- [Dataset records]
──────────────────────────────

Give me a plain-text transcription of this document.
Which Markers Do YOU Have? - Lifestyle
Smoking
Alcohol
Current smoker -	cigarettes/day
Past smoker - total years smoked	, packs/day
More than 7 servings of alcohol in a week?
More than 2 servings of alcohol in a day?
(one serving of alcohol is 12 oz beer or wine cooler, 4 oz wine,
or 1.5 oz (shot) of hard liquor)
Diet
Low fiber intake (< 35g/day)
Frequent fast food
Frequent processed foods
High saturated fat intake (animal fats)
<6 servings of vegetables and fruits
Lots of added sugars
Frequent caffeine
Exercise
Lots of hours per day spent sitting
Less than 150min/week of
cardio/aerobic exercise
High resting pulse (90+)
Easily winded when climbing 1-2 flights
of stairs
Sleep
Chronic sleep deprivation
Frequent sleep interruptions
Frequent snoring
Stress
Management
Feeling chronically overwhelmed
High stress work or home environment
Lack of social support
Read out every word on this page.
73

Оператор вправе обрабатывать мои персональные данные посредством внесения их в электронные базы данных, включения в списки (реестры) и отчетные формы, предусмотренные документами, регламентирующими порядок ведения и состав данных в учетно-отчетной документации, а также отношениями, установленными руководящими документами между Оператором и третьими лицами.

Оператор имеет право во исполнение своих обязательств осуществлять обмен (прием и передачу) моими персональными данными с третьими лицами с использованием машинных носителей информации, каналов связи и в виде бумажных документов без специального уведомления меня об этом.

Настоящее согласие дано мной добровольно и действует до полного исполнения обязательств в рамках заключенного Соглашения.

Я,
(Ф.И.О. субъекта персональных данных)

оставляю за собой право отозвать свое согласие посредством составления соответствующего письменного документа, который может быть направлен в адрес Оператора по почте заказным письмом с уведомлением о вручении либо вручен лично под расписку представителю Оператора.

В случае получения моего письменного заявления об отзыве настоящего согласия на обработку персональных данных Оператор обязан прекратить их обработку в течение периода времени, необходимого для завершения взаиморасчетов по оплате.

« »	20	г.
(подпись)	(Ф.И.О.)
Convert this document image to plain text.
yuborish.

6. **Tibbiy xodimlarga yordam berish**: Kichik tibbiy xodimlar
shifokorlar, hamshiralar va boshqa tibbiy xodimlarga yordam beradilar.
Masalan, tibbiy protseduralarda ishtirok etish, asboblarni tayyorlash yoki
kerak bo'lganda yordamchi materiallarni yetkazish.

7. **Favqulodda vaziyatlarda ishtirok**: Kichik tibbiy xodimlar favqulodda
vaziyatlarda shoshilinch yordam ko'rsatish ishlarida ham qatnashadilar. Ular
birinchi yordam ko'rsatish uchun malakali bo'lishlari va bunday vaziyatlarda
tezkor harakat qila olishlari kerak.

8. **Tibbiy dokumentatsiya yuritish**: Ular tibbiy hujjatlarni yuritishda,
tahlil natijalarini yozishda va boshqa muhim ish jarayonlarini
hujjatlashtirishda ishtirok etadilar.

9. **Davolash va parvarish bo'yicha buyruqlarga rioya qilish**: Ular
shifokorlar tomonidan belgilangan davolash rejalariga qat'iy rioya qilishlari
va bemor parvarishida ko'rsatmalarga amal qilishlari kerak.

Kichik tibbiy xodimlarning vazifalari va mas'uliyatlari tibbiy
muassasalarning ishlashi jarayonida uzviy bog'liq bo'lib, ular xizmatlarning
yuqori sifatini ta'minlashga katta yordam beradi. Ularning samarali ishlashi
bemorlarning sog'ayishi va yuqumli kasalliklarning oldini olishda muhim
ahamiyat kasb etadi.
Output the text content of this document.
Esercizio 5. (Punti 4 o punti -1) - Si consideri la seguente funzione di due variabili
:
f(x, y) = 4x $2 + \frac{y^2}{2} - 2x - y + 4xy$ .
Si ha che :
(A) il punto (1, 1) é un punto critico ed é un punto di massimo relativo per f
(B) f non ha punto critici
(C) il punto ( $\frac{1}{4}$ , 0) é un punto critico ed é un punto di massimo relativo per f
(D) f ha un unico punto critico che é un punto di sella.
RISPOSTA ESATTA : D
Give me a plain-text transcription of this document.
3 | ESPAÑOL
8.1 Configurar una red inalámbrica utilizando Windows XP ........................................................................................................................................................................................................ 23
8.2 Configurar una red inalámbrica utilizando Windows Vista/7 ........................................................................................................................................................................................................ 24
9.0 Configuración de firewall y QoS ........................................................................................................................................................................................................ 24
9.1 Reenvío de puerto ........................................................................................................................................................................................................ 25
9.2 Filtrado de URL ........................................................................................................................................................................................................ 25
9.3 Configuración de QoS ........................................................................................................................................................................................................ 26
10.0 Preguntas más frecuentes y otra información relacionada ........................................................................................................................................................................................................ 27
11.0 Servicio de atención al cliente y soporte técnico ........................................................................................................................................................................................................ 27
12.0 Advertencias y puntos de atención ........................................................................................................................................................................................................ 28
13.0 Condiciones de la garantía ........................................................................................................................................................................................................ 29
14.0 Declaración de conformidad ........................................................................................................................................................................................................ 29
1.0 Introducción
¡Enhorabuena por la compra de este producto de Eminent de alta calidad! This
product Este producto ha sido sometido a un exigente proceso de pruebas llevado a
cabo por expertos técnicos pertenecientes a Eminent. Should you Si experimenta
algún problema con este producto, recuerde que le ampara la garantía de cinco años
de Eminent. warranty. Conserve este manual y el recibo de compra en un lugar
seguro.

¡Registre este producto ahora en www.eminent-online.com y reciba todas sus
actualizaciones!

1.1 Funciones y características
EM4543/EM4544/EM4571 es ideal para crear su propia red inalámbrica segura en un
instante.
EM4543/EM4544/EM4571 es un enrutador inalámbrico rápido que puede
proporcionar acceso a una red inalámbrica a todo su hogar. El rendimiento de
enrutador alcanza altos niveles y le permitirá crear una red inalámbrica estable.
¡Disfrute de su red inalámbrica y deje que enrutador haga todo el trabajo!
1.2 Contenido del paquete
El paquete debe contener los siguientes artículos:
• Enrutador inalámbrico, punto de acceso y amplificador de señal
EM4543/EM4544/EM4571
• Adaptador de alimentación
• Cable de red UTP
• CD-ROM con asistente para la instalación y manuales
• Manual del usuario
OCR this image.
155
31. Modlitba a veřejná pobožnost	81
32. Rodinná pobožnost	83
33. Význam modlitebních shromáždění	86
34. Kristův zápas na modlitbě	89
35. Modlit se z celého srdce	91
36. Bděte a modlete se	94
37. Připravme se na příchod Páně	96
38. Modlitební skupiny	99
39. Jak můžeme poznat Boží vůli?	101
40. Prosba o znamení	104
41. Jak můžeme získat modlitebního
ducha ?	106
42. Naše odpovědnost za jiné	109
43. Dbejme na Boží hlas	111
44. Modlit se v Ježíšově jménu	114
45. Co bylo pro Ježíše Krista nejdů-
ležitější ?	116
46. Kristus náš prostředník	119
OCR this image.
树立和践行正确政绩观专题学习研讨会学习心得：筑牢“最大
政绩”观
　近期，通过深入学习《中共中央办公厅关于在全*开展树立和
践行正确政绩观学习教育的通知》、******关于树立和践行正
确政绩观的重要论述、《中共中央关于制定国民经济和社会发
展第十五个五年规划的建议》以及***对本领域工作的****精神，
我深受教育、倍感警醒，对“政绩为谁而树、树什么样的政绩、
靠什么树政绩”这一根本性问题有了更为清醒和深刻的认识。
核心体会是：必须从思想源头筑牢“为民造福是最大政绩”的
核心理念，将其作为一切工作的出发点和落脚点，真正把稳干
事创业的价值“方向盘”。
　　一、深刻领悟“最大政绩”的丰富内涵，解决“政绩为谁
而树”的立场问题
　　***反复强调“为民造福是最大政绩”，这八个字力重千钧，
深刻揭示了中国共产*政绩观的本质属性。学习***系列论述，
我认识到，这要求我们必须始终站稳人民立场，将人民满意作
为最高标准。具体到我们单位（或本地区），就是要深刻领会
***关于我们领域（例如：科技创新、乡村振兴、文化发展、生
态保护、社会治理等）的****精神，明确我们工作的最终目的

──────────────────────────────

- [Written instruction] Looking at the records above, work out how many lines include the string "Kichik". Give the number and nothing else.

- [Answer for the task] 3